▶ _Stated problem_
Look for the string "proto" and copy every line that has it.
[Start Records supplied]
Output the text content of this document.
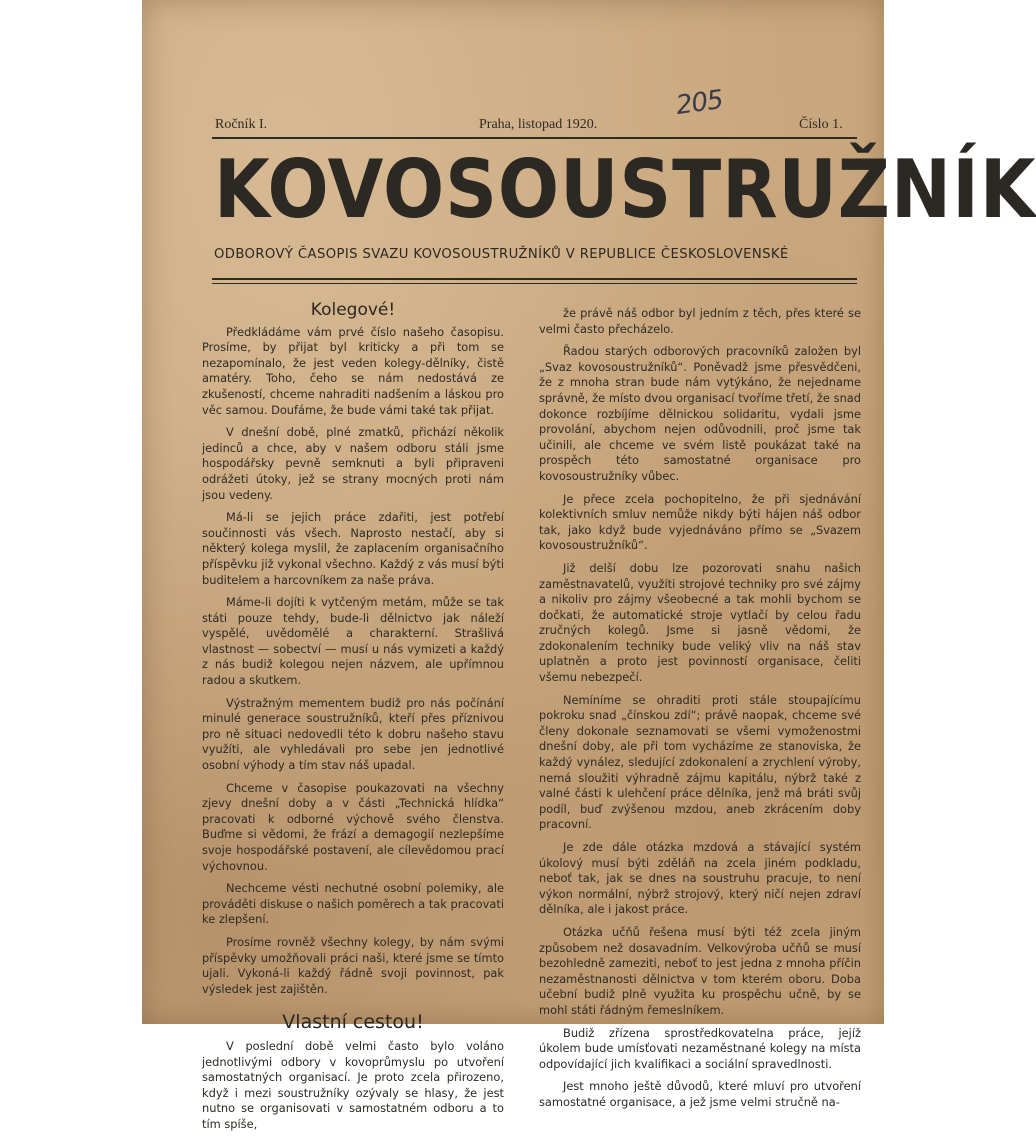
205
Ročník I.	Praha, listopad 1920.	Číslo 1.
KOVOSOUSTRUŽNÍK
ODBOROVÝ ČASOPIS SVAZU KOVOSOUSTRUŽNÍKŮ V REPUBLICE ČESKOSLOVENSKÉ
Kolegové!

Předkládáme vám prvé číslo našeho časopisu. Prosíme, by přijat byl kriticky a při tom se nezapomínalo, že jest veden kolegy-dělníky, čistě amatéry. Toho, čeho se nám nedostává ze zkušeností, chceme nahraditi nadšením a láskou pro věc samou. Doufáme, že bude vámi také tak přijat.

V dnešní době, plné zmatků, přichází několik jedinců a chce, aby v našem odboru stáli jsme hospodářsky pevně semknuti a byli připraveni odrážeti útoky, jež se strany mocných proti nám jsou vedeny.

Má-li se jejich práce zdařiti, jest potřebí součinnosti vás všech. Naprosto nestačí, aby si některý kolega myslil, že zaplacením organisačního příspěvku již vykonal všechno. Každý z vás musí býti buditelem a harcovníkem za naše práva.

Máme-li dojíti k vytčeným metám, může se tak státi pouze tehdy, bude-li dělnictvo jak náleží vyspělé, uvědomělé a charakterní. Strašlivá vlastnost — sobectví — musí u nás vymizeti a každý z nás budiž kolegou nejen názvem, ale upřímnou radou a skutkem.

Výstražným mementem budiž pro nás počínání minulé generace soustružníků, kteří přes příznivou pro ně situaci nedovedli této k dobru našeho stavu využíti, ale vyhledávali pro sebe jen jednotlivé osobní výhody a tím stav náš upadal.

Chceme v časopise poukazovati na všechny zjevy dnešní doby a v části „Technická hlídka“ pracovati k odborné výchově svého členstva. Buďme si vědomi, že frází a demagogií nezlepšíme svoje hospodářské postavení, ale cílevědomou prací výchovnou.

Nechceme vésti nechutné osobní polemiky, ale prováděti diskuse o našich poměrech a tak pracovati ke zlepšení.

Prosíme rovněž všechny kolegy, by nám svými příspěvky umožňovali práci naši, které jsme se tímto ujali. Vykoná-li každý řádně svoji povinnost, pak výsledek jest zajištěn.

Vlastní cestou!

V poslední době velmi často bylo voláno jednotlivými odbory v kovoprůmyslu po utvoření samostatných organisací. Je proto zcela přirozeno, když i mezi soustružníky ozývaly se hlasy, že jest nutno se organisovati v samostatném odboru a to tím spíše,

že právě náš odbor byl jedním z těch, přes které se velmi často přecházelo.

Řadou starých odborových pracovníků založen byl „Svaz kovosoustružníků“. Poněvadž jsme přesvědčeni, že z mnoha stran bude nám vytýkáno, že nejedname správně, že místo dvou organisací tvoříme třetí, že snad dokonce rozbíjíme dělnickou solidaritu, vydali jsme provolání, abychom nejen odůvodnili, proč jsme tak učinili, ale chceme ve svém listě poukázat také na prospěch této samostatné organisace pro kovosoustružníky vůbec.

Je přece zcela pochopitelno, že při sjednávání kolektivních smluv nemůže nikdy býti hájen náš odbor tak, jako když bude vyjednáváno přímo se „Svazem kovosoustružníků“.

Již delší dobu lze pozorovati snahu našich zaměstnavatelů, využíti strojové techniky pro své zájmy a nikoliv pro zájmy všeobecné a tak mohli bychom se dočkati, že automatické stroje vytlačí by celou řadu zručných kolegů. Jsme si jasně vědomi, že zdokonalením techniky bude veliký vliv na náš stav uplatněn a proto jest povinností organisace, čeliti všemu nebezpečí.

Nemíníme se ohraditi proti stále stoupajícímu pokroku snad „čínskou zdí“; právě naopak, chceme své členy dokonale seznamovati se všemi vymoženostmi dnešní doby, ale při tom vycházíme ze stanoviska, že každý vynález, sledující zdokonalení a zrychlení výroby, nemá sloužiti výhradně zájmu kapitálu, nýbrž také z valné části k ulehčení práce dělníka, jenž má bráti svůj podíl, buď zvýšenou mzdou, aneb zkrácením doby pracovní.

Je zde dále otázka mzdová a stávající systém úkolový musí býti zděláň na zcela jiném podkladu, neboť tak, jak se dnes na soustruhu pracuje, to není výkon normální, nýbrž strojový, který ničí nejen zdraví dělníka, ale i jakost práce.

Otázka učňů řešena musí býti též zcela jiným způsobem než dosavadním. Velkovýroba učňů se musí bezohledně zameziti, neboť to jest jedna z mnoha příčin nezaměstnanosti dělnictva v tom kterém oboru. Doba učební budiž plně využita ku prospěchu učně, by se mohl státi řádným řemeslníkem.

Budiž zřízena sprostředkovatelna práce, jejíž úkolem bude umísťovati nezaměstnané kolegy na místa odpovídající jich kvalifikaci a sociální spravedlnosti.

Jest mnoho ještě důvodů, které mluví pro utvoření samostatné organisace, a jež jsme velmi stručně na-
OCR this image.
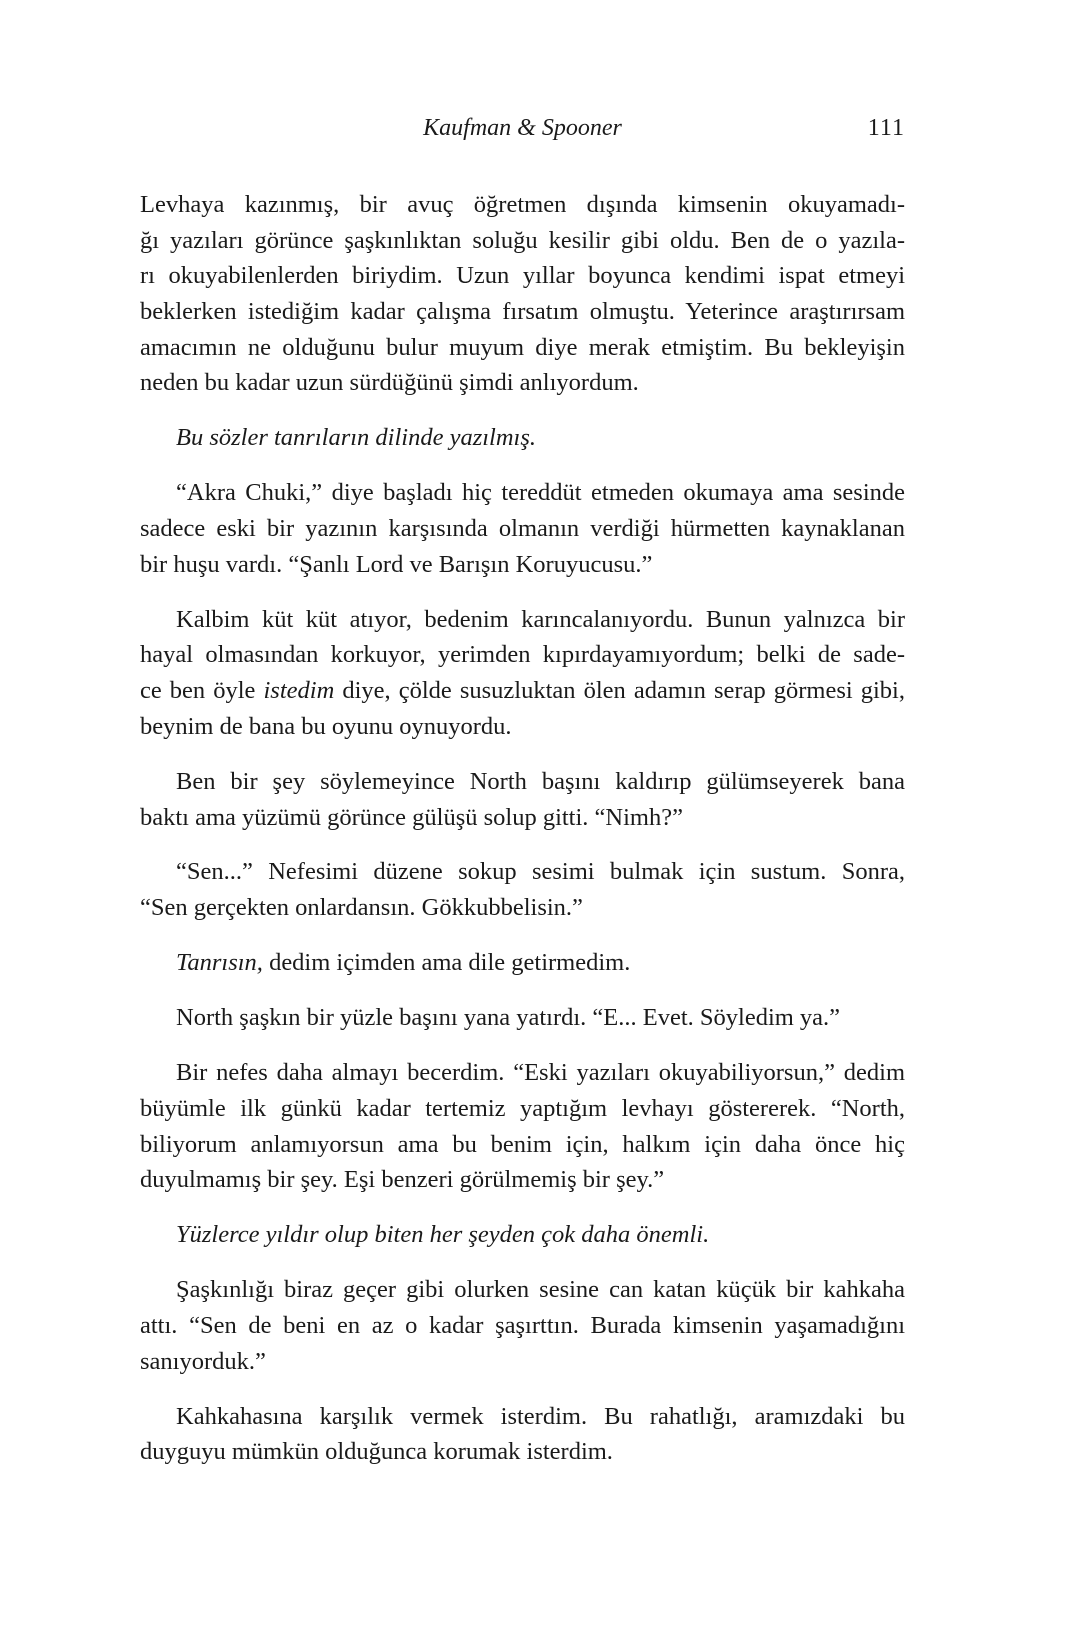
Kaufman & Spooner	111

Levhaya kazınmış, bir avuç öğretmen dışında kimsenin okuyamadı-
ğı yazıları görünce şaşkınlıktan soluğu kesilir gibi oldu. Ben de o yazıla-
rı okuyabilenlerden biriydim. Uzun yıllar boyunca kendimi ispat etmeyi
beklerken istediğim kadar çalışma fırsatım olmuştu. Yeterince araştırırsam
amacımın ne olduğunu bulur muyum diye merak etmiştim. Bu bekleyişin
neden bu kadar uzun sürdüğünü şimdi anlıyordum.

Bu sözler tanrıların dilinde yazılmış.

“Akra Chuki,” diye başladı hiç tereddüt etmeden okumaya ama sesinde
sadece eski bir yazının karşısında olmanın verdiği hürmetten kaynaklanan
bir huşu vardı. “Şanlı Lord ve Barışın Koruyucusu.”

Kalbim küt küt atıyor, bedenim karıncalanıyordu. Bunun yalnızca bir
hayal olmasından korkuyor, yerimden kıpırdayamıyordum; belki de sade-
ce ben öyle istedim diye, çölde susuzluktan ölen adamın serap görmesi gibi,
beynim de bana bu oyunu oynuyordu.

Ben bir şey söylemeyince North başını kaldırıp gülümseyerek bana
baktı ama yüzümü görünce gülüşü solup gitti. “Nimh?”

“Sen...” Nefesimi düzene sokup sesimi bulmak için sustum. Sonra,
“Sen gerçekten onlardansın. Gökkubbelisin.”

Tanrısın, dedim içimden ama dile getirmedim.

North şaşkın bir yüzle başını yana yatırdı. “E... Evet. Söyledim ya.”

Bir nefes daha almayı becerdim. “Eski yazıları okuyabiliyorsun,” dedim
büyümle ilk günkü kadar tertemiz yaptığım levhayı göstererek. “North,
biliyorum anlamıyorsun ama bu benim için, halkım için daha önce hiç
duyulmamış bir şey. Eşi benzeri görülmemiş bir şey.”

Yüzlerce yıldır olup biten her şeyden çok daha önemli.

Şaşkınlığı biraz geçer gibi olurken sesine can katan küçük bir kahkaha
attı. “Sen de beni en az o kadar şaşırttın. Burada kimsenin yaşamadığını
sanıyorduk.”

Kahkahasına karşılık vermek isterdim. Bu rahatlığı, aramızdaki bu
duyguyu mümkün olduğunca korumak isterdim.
[End Records supplied]
▶ _Task solution_
V poslední době velmi často bylo voláno jednotlivými odbory v kovoprůmyslu po utvoření samostatných organisací. Je proto zcela přirozeno, když i mezi soustružníky ozývaly se hlasy, že jest nutno se organisovati v samostatném odboru a to tím spíše,
Již delší dobu lze pozorovati snahu našich zaměstnavatelů, využíti strojové techniky pro své zájmy a nikoliv pro zájmy všeobecné a tak mohli bychom se dočkati, že automatické stroje vytlačí by celou řadu zručných kolegů. Jsme si jasně vědomi, že zdokonalením techniky bude veliký vliv na náš stav uplatněn a proto jest povinností organisace, čeliti všemu nebezpečí.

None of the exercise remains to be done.